**Input data:**
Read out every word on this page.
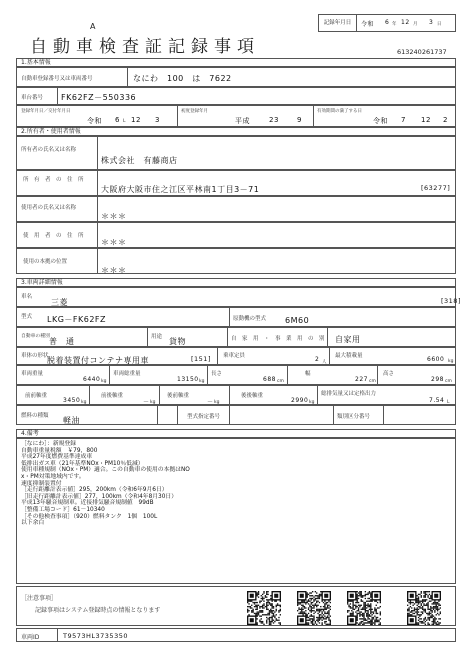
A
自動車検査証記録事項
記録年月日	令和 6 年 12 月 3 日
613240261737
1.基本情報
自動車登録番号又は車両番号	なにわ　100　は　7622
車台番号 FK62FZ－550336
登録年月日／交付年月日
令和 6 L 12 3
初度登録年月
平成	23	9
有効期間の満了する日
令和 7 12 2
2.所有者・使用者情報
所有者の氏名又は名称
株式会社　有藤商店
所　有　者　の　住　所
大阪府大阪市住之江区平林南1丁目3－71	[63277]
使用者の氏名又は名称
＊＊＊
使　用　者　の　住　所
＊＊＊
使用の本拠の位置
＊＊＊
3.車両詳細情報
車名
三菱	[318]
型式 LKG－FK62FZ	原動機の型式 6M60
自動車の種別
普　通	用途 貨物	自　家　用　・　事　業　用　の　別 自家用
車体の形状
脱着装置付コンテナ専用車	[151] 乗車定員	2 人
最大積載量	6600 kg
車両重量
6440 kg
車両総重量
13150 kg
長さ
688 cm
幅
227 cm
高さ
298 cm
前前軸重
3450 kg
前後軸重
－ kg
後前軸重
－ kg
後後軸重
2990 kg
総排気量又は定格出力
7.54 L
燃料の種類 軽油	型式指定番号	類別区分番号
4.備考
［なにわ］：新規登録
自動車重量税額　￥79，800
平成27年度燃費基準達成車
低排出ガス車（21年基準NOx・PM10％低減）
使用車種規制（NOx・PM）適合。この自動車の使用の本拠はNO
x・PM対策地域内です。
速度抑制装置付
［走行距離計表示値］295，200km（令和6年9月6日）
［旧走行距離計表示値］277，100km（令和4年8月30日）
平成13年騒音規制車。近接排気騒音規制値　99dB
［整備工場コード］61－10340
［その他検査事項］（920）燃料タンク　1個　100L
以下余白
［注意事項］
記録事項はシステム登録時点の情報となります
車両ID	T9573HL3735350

**Request:**
Quote each line of the listing exactly, but leave the pictures out.

**Reply:**
Read out every word on this page.
A
自動車検査証記録事項
記録年月日	令和 6 年 12 月 3 日
613240261737
1.基本情報
自動車登録番号又は車両番号	なにわ　100　は　7622
車台番号 FK62FZ－550336
登録年月日／交付年月日
令和 6 L 12 3
初度登録年月
平成	23	9
有効期間の満了する日
令和 7 12 2
2.所有者・使用者情報
所有者の氏名又は名称
株式会社　有藤商店
所　有　者　の　住　所
大阪府大阪市住之江区平林南1丁目3－71	[63277]
使用者の氏名又は名称
＊＊＊
使　用　者　の　住　所
＊＊＊
使用の本拠の位置
＊＊＊
3.車両詳細情報
車名
三菱	[318]
型式 LKG－FK62FZ	原動機の型式 6M60
自動車の種別
普　通	用途 貨物	自　家　用　・　事　業　用　の　別 自家用
車体の形状
脱着装置付コンテナ専用車	[151] 乗車定員	2 人
最大積載量	6600 kg
車両重量
6440 kg
車両総重量
13150 kg
長さ
688 cm
幅
227 cm
高さ
298 cm
前前軸重
3450 kg
前後軸重
－ kg
後前軸重
－ kg
後後軸重
2990 kg
総排気量又は定格出力
7.54 L
燃料の種類 軽油	型式指定番号	類別区分番号
4.備考
［なにわ］：新規登録
自動車重量税額　￥79，800
平成27年度燃費基準達成車
低排出ガス車（21年基準NOx・PM10％低減）
使用車種規制（NOx・PM）適合。この自動車の使用の本拠はNO
x・PM対策地域内です。
速度抑制装置付
［走行距離計表示値］295，200km（令和6年9月6日）
［旧走行距離計表示値］277，100km（令和4年8月30日）
平成13年騒音規制車。近接排気騒音規制値　99dB
［整備工場コード］61－10340
［その他検査事項］（920）燃料タンク　1個　100L
以下余白
［注意事項］
記録事項はシステム登録時点の情報となります
車両ID	T9573HL3735350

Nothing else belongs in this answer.